◆ TO BE DONE
Repeat each line of the material exactly.

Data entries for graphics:
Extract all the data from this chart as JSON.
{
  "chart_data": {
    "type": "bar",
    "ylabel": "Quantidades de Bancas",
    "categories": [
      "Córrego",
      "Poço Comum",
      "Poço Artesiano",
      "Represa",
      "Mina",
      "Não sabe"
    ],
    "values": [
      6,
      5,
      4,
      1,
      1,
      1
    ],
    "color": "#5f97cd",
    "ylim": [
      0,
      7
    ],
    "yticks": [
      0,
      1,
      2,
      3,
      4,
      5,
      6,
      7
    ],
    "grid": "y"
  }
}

◆ RESPONSE TO THE EXERCISE
Extract all the data from this chart as JSON.
{
  "chart_data": {
    "type": "bar",
    "ylabel": "Quantidades de Bancas",
    "categories": [
      "Córrego",
      "Poço Comum",
      "Poço Artesiano",
      "Represa",
      "Mina",
      "Não sabe"
    ],
    "values": [
      6,
      5,
      4,
      1,
      1,
      1
    ],
    "color": "#5f97cd",
    "ylim": [
      0,
      7
    ],
    "yticks": [
      0,
      1,
      2,
      3,
      4,
      5,
      6,
      7
    ],
    "grid": "y"
  }
}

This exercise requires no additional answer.